EXERCISE PROMPT –
Determine how many lines in the entries below include "Size". The reply should be that number and nothing else.

----- INFORMATION PROVIDED -----

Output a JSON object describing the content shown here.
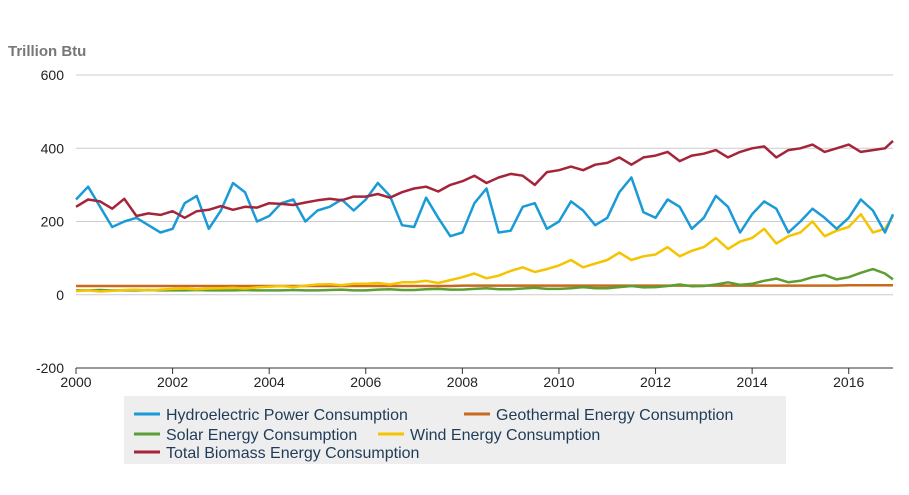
{
  "chart_data": {
    "type": "line",
    "ylabel": "Trillion Btu",
    "ylim": [
      -200,
      600
    ],
    "yticks": [
      -200,
      0,
      200,
      400,
      600
    ],
    "xlim": [
      "2000-01",
      "2016-12"
    ],
    "xticks": [
      "2000",
      "2002",
      "2004",
      "2006",
      "2008",
      "2010",
      "2012",
      "2014",
      "2016"
    ],
    "grid": true,
    "legend_position": "bottom",
    "x": [
      "2000-01",
      "2000-04",
      "2000-07",
      "2000-10",
      "2001-01",
      "2001-04",
      "2001-07",
      "2001-10",
      "2002-01",
      "2002-04",
      "2002-07",
      "2002-10",
      "2003-01",
      "2003-04",
      "2003-07",
      "2003-10",
      "2004-01",
      "2004-04",
      "2004-07",
      "2004-10",
      "2005-01",
      "2005-04",
      "2005-07",
      "2005-10",
      "2006-01",
      "2006-04",
      "2006-07",
      "2006-10",
      "2007-01",
      "2007-04",
      "2007-07",
      "2007-10",
      "2008-01",
      "2008-04",
      "2008-07",
      "2008-10",
      "2009-01",
      "2009-04",
      "2009-07",
      "2009-10",
      "2010-01",
      "2010-04",
      "2010-07",
      "2010-10",
      "2011-01",
      "2011-04",
      "2011-07",
      "2011-10",
      "2012-01",
      "2012-04",
      "2012-07",
      "2012-10",
      "2013-01",
      "2013-04",
      "2013-07",
      "2013-10",
      "2014-01",
      "2014-04",
      "2014-07",
      "2014-10",
      "2015-01",
      "2015-04",
      "2015-07",
      "2015-10",
      "2016-01",
      "2016-04",
      "2016-07",
      "2016-10",
      "2016-12"
    ],
    "series": [
      {
        "name": "Hydroelectric Power Consumption",
        "color": "#1a9ad6",
        "values": [
          260,
          295,
          240,
          185,
          200,
          210,
          190,
          170,
          180,
          250,
          270,
          180,
          230,
          305,
          280,
          200,
          215,
          250,
          260,
          200,
          230,
          240,
          260,
          230,
          260,
          305,
          270,
          190,
          185,
          265,
          210,
          160,
          170,
          250,
          290,
          170,
          175,
          240,
          250,
          180,
          200,
          255,
          230,
          190,
          210,
          280,
          320,
          225,
          210,
          260,
          240,
          180,
          210,
          270,
          240,
          170,
          220,
          255,
          235,
          170,
          200,
          235,
          210,
          180,
          210,
          260,
          230,
          170,
          220
        ]
      },
      {
        "name": "Geothermal Energy Consumption",
        "color": "#c8691c",
        "values": [
          24,
          24,
          24,
          24,
          24,
          24,
          24,
          24,
          24,
          24,
          24,
          24,
          24,
          24,
          24,
          24,
          24,
          24,
          24,
          24,
          24,
          24,
          24,
          24,
          24,
          24,
          24,
          24,
          24,
          24,
          24,
          24,
          25,
          25,
          25,
          25,
          25,
          25,
          25,
          25,
          25,
          25,
          25,
          25,
          25,
          25,
          25,
          25,
          25,
          25,
          25,
          25,
          25,
          25,
          25,
          25,
          25,
          25,
          25,
          25,
          25,
          25,
          25,
          25,
          26,
          26,
          26,
          26,
          26
        ]
      },
      {
        "name": "Solar Energy Consumption",
        "color": "#5c9e31",
        "values": [
          12,
          12,
          13,
          12,
          12,
          12,
          13,
          12,
          12,
          12,
          13,
          12,
          12,
          12,
          13,
          12,
          12,
          12,
          13,
          12,
          12,
          13,
          14,
          12,
          12,
          14,
          15,
          13,
          13,
          15,
          16,
          14,
          14,
          16,
          18,
          15,
          15,
          17,
          19,
          16,
          16,
          18,
          21,
          18,
          18,
          21,
          24,
          20,
          21,
          24,
          28,
          23,
          24,
          28,
          34,
          27,
          30,
          38,
          44,
          34,
          38,
          48,
          54,
          42,
          48,
          60,
          70,
          58,
          42
        ]
      },
      {
        "name": "Wind Energy Consumption",
        "color": "#f5c400",
        "values": [
          10,
          12,
          9,
          11,
          13,
          14,
          12,
          14,
          16,
          17,
          15,
          17,
          18,
          19,
          17,
          20,
          22,
          24,
          21,
          25,
          28,
          29,
          26,
          30,
          30,
          32,
          28,
          34,
          34,
          38,
          32,
          40,
          48,
          58,
          45,
          52,
          65,
          75,
          62,
          70,
          80,
          95,
          75,
          85,
          95,
          115,
          95,
          105,
          110,
          130,
          105,
          120,
          130,
          155,
          125,
          145,
          155,
          180,
          140,
          160,
          170,
          200,
          160,
          175,
          185,
          220,
          170,
          180,
          215
        ]
      },
      {
        "name": "Total Biomass Energy Consumption",
        "color": "#a5243a",
        "values": [
          240,
          260,
          255,
          235,
          262,
          215,
          222,
          218,
          228,
          210,
          228,
          232,
          242,
          232,
          240,
          238,
          250,
          248,
          245,
          252,
          258,
          262,
          258,
          268,
          268,
          275,
          265,
          280,
          290,
          295,
          282,
          300,
          310,
          325,
          305,
          320,
          330,
          325,
          300,
          335,
          340,
          350,
          340,
          355,
          360,
          375,
          355,
          375,
          380,
          390,
          365,
          380,
          385,
          395,
          375,
          390,
          400,
          405,
          375,
          395,
          400,
          410,
          390,
          400,
          410,
          390,
          395,
          400,
          420
        ]
      }
    ]
  }
}
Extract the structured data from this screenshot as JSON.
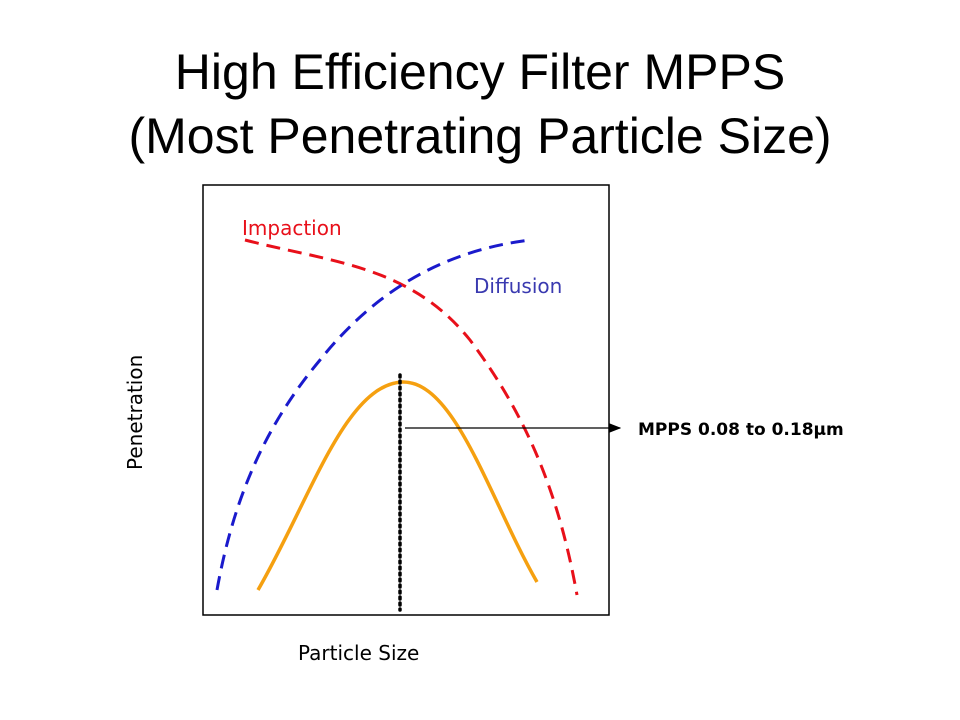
{
  "title": {
    "line1": "High Efficiency Filter MPPS",
    "line2": "(Most Penetrating Particle Size)"
  },
  "labels": {
    "impaction": "Impaction",
    "diffusion": "Diffusion",
    "penetration_axis": "Penetration",
    "particle_size_axis": "Particle Size",
    "mpps_annotation": "MPPS 0.08 to 0.18µm"
  },
  "colors": {
    "impaction": "#e8101a",
    "diffusion": "#1a1acc",
    "penetration_curve": "#f5a010",
    "text": "#000000"
  }
}
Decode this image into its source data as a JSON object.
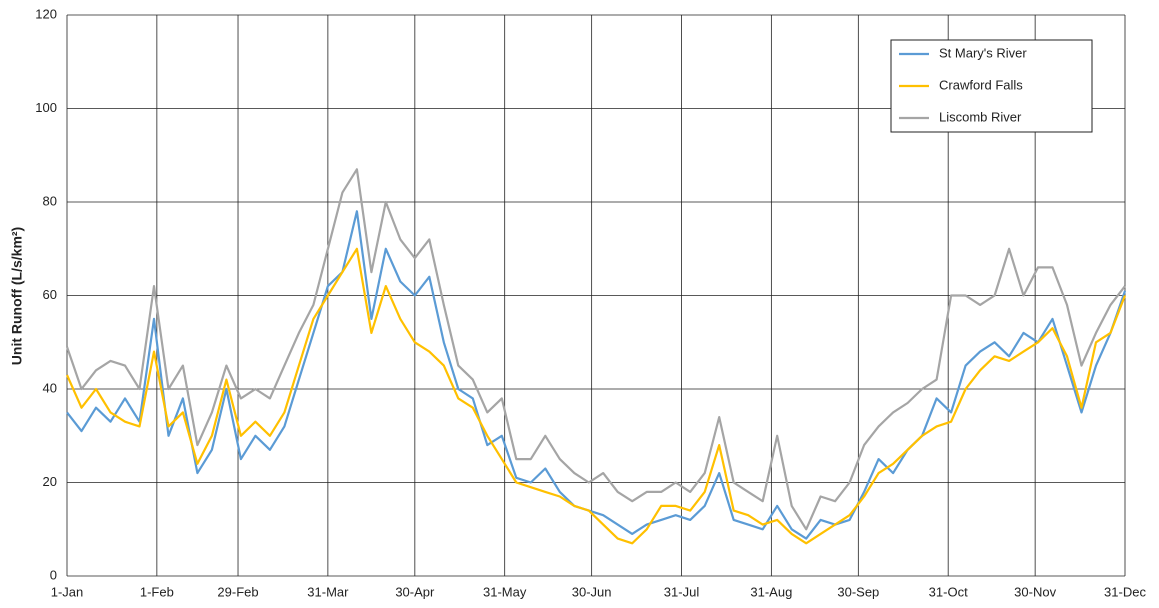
{
  "chart_data": {
    "type": "line",
    "y_label": "Unit Runoff  (L/s/km²)",
    "x": [
      0,
      5,
      10,
      15,
      20,
      25,
      30,
      35,
      40,
      45,
      50,
      55,
      60,
      65,
      70,
      75,
      80,
      85,
      90,
      95,
      100,
      105,
      110,
      115,
      120,
      125,
      130,
      135,
      140,
      145,
      150,
      155,
      160,
      165,
      170,
      175,
      180,
      185,
      190,
      195,
      200,
      205,
      210,
      215,
      220,
      225,
      230,
      235,
      240,
      245,
      250,
      255,
      260,
      265,
      270,
      275,
      280,
      285,
      290,
      295,
      300,
      305,
      310,
      315,
      320,
      325,
      330,
      335,
      340,
      345,
      350,
      355,
      360,
      365
    ],
    "series": [
      {
        "name": "St Mary's River",
        "color": "#5b9bd5",
        "values": [
          35,
          31,
          36,
          33,
          38,
          33,
          55,
          30,
          38,
          22,
          27,
          40,
          25,
          30,
          27,
          32,
          42,
          52,
          62,
          65,
          78,
          55,
          70,
          63,
          60,
          64,
          50,
          40,
          38,
          28,
          30,
          21,
          20,
          23,
          18,
          15,
          14,
          13,
          11,
          9,
          11,
          12,
          13,
          12,
          15,
          22,
          12,
          11,
          10,
          15,
          10,
          8,
          12,
          11,
          12,
          18,
          25,
          22,
          27,
          30,
          38,
          35,
          45,
          48,
          50,
          47,
          52,
          50,
          55,
          45,
          35,
          45,
          52,
          61
        ]
      },
      {
        "name": "Crawford Falls",
        "color": "#ffc000",
        "values": [
          43,
          36,
          40,
          35,
          33,
          32,
          48,
          32,
          35,
          24,
          30,
          42,
          30,
          33,
          30,
          35,
          45,
          55,
          60,
          65,
          70,
          52,
          62,
          55,
          50,
          48,
          45,
          38,
          36,
          30,
          25,
          20,
          19,
          18,
          17,
          15,
          14,
          11,
          8,
          7,
          10,
          15,
          15,
          14,
          18,
          28,
          14,
          13,
          11,
          12,
          9,
          7,
          9,
          11,
          13,
          17,
          22,
          24,
          27,
          30,
          32,
          33,
          40,
          44,
          47,
          46,
          48,
          50,
          53,
          47,
          36,
          50,
          52,
          60
        ]
      },
      {
        "name": "Liscomb River",
        "color": "#a5a5a5",
        "values": [
          49,
          40,
          44,
          46,
          45,
          40,
          62,
          40,
          45,
          28,
          35,
          45,
          38,
          40,
          38,
          45,
          52,
          58,
          70,
          82,
          87,
          65,
          80,
          72,
          68,
          72,
          58,
          45,
          42,
          35,
          38,
          25,
          25,
          30,
          25,
          22,
          20,
          22,
          18,
          16,
          18,
          18,
          20,
          18,
          22,
          34,
          20,
          18,
          16,
          30,
          15,
          10,
          17,
          16,
          20,
          28,
          32,
          35,
          37,
          40,
          42,
          60,
          60,
          58,
          60,
          70,
          60,
          66,
          66,
          58,
          45,
          52,
          58,
          62
        ]
      }
    ],
    "xlim": [
      0,
      365
    ],
    "xticks": [
      {
        "value": 0,
        "label": "1-Jan"
      },
      {
        "value": 31,
        "label": "1-Feb"
      },
      {
        "value": 59,
        "label": "29-Feb"
      },
      {
        "value": 90,
        "label": "31-Mar"
      },
      {
        "value": 120,
        "label": "30-Apr"
      },
      {
        "value": 151,
        "label": "31-May"
      },
      {
        "value": 181,
        "label": "30-Jun"
      },
      {
        "value": 212,
        "label": "31-Jul"
      },
      {
        "value": 243,
        "label": "31-Aug"
      },
      {
        "value": 273,
        "label": "30-Sep"
      },
      {
        "value": 304,
        "label": "31-Oct"
      },
      {
        "value": 334,
        "label": "30-Nov"
      },
      {
        "value": 365,
        "label": "31-Dec"
      }
    ],
    "ylim": [
      0,
      120
    ],
    "yticks": [
      0,
      20,
      40,
      60,
      80,
      100,
      120
    ],
    "grid": true,
    "legend": "top-right"
  }
}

-----

REPLY –
2